Your instructions =>
Find each line in the data below that contains the word "every" and copy those lines. Case counts.

Supplied records =>
— Start —

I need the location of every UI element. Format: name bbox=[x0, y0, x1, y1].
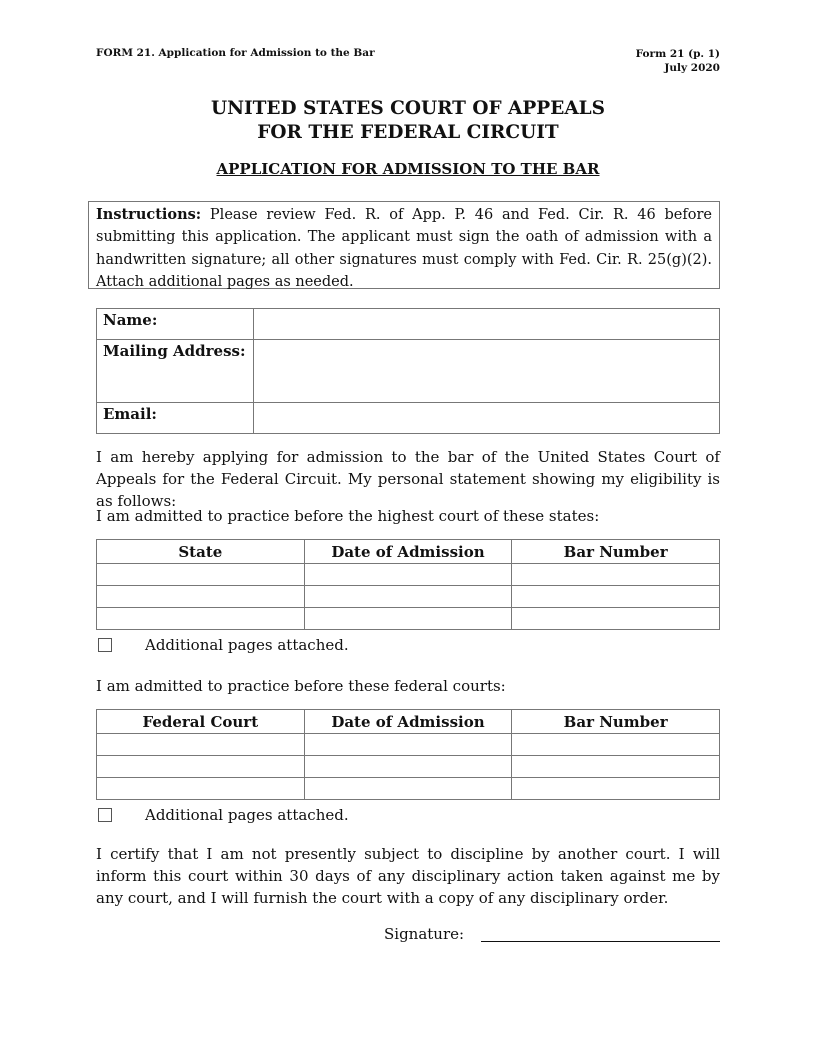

— End —
— Start —

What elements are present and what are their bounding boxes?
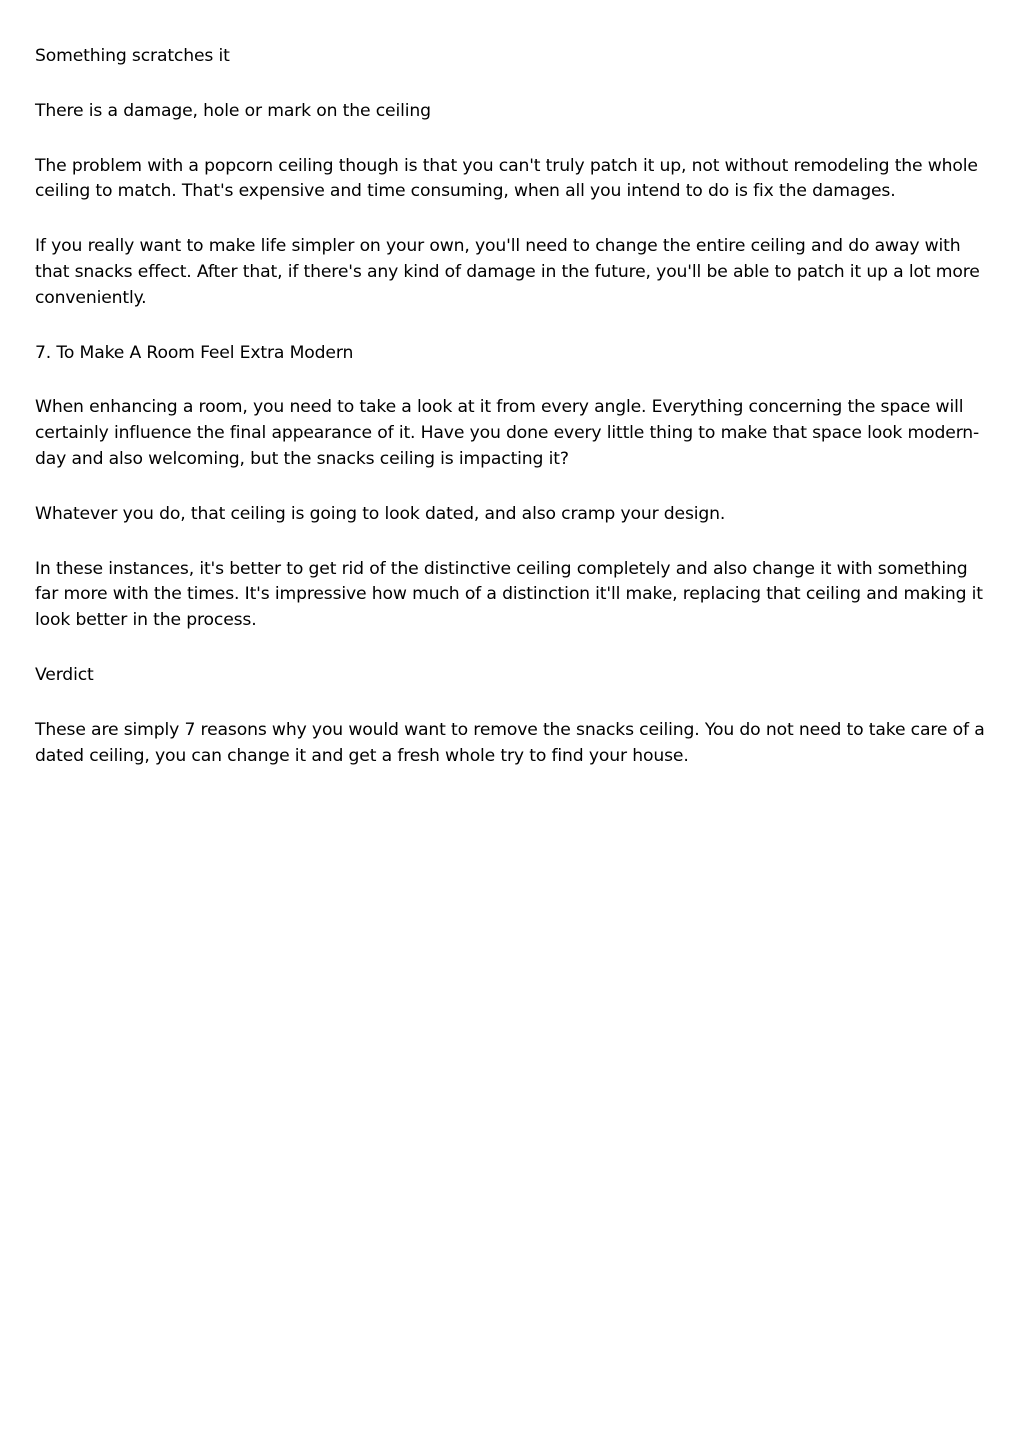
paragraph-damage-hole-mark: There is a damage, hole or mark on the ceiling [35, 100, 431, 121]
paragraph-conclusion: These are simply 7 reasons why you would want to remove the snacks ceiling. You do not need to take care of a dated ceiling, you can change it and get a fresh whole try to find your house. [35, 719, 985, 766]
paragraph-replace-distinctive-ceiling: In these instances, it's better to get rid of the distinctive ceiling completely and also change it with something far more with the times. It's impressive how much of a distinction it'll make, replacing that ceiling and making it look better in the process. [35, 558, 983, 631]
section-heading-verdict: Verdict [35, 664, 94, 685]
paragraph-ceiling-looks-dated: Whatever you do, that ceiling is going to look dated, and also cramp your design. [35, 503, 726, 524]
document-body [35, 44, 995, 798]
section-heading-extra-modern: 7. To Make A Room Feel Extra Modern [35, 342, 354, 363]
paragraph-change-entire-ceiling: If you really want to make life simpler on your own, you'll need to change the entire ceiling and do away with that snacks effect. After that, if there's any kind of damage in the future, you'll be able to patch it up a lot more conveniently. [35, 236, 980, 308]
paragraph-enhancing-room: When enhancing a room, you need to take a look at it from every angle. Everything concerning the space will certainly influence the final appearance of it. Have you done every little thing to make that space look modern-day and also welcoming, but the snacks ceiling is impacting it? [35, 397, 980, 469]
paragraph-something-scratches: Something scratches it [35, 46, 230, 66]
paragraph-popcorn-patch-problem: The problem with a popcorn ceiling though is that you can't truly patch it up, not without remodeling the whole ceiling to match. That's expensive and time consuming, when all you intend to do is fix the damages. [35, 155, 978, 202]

— End —

Solution to the problem =>
I need the location of every UI element. Format: name bbox=[x0, y0, x1, y1].
paragraph-enhancing-room: When enhancing a room, you need to take a look at it from every angle. Everything concerning the space will certainly influence the final appearance of it. Have you done every little thing to make that space look modern-day and also welcoming, but the snacks ceiling is impacting it? [35, 397, 980, 469]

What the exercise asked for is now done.